▶ _Aim of the exercise_
Each line containing the word "expressions" must be collected.

Data extracted from a collection
○ ○ ○ ○ ○ ○ ○

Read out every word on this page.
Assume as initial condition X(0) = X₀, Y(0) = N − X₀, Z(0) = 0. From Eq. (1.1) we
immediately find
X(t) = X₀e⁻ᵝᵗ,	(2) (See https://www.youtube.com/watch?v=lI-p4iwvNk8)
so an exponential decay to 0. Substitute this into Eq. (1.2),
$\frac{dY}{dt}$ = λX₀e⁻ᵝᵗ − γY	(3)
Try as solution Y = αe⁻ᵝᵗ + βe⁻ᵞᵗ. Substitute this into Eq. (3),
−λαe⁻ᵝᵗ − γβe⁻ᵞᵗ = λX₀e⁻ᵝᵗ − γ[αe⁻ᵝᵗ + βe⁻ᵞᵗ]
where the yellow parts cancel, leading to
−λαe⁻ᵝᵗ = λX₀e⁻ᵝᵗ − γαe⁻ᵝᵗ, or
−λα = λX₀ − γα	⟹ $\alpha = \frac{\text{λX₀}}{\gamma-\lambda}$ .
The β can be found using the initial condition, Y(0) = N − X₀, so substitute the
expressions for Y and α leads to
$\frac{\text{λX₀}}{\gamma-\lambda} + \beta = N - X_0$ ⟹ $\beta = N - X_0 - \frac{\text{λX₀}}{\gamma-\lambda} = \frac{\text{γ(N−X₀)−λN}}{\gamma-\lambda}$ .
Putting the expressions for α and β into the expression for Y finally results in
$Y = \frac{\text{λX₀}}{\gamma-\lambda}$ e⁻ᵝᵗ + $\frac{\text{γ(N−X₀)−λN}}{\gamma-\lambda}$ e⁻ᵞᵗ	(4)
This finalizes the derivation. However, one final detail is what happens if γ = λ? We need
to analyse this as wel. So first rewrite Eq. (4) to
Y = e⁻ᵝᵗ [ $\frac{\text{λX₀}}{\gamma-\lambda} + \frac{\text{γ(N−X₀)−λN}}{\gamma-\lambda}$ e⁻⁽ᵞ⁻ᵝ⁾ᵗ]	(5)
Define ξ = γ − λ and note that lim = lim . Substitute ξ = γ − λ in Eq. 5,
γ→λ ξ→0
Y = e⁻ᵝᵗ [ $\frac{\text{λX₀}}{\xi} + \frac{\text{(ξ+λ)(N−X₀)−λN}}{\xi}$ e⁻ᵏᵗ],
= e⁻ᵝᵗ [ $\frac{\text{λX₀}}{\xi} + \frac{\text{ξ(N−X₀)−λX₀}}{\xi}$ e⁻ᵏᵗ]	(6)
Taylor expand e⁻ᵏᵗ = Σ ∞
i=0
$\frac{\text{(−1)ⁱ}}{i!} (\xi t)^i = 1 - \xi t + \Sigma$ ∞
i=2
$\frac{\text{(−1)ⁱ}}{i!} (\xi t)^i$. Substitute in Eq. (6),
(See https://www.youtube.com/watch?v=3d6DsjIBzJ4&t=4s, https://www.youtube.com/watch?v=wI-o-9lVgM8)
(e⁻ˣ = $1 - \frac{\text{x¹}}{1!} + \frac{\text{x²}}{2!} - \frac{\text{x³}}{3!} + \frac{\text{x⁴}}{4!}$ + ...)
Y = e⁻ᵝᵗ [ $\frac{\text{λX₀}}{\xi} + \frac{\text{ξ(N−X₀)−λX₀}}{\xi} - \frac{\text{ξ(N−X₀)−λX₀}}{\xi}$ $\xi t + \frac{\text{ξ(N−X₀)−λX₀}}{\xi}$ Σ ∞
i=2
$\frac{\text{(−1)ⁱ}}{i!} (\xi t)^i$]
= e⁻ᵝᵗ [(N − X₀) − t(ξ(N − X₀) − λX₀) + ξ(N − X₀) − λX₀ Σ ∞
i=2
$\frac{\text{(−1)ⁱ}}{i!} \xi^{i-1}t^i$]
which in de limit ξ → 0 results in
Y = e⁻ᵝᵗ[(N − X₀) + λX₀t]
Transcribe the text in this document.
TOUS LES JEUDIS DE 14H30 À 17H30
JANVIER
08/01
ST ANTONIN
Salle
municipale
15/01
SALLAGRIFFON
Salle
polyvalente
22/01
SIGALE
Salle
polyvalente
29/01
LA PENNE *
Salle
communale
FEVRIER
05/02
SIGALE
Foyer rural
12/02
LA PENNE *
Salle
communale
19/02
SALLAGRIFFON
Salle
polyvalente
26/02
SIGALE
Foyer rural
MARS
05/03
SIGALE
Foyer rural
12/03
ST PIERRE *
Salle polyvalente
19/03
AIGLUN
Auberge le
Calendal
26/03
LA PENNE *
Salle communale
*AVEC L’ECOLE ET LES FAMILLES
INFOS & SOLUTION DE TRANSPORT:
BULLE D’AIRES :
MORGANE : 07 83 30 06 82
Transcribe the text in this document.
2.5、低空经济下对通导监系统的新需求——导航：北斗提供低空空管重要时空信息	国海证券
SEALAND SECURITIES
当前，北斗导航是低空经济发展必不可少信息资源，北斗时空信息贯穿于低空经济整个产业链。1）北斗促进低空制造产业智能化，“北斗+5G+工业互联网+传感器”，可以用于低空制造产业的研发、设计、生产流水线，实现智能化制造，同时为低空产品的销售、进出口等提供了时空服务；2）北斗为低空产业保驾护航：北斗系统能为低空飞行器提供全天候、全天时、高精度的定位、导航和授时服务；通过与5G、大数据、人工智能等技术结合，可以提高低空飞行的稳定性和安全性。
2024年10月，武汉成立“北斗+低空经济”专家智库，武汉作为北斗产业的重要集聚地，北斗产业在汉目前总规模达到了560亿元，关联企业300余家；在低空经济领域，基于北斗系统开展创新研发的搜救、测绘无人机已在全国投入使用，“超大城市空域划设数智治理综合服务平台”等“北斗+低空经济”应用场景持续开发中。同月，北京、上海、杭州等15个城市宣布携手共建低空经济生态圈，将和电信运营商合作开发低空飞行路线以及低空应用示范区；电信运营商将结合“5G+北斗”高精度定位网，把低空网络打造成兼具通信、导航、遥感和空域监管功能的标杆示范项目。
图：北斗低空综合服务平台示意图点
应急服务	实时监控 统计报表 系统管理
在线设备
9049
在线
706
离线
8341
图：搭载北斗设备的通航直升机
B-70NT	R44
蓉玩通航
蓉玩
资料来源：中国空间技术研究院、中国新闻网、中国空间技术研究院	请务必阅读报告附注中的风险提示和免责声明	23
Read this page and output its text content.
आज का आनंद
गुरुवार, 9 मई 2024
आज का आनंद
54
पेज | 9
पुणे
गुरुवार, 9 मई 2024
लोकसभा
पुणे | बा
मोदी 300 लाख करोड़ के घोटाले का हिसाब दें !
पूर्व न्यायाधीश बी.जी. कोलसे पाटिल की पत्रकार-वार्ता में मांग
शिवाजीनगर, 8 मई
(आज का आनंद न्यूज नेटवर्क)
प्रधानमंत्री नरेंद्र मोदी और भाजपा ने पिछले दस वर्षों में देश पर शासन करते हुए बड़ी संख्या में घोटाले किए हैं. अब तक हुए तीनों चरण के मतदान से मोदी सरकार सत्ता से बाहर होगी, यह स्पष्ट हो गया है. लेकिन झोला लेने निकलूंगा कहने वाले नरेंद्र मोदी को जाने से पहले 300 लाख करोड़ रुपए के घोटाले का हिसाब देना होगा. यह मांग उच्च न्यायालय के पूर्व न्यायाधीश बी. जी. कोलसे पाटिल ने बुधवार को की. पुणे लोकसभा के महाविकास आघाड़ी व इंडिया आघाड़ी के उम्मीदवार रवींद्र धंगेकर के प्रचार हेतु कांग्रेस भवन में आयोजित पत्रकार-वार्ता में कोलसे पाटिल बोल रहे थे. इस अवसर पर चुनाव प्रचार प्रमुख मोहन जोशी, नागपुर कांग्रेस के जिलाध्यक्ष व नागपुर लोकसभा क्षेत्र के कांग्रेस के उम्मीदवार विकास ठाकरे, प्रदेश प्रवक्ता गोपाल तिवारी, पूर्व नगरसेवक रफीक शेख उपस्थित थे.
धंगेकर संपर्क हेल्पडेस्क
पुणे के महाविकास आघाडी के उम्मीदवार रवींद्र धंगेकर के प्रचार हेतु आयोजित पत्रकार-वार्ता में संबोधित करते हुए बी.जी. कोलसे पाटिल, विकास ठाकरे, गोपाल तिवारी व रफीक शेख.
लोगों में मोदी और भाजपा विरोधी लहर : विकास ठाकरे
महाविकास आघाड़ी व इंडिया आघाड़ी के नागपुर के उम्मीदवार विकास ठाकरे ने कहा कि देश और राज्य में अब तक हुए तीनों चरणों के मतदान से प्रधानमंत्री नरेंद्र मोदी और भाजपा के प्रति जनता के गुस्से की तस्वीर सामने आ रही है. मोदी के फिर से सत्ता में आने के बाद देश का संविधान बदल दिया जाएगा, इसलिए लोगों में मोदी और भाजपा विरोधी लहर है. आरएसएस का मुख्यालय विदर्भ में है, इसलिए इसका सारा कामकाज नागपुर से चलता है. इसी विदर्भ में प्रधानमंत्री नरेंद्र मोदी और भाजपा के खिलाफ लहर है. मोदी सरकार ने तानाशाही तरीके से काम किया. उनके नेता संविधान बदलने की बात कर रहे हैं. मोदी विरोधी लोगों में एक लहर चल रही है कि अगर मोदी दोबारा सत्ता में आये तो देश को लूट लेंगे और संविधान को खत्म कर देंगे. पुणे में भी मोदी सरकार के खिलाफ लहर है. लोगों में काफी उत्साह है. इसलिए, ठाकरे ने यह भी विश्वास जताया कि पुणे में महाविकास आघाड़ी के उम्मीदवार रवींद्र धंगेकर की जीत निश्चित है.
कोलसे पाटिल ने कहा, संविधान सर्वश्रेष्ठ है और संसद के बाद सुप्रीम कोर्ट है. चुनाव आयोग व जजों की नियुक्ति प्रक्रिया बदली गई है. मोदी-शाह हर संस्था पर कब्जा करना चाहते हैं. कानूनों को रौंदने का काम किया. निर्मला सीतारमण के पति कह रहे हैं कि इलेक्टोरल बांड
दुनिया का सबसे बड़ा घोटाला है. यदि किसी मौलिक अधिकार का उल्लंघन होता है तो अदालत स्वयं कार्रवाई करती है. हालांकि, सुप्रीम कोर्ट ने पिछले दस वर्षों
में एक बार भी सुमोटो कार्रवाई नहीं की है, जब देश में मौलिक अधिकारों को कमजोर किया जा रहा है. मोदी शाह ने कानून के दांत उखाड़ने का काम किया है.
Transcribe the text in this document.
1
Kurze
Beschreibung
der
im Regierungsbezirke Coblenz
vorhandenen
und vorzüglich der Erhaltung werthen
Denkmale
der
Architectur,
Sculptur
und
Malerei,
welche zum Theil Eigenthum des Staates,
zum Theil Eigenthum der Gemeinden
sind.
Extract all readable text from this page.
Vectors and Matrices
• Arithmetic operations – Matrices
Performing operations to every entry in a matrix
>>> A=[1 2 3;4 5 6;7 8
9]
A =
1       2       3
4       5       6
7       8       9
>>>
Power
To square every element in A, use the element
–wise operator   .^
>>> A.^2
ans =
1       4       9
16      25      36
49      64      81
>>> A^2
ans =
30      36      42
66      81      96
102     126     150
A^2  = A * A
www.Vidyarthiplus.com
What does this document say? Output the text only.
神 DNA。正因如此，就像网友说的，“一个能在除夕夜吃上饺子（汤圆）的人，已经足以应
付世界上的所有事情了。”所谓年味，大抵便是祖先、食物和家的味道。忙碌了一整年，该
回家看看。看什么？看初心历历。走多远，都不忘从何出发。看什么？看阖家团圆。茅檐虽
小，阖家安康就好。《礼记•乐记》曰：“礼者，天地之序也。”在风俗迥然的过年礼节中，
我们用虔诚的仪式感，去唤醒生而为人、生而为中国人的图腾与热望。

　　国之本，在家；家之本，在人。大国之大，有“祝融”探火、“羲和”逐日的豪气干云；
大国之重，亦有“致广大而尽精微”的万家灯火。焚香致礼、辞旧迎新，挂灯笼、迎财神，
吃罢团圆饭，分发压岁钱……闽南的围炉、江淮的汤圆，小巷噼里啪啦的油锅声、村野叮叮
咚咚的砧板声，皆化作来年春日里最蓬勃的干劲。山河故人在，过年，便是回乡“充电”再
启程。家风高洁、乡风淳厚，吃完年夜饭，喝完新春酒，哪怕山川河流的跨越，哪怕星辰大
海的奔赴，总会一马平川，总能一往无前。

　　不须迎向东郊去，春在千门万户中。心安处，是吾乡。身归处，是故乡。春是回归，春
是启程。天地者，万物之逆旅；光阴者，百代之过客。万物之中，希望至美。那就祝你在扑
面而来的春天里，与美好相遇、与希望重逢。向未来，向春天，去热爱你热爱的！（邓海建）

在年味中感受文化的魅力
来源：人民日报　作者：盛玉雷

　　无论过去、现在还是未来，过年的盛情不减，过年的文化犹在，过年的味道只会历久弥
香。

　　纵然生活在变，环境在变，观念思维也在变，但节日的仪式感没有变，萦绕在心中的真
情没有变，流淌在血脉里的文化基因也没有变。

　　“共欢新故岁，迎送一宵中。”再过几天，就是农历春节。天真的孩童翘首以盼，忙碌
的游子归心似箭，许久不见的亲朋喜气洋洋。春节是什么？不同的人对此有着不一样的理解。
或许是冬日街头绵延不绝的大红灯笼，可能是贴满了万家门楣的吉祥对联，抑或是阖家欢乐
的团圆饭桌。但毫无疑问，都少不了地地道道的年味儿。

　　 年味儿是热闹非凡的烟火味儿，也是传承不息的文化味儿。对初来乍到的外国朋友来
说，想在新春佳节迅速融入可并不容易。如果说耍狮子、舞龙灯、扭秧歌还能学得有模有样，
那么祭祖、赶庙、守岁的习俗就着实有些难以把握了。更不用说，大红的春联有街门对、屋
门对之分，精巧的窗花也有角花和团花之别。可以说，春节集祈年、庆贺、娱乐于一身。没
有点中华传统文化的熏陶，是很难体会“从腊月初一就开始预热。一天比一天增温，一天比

○ ○ ○ ○ ○ ○ ○

▶ _Result_
expressions for Y and α leads to
Putting the expressions for α and β into the expression for Y finally results in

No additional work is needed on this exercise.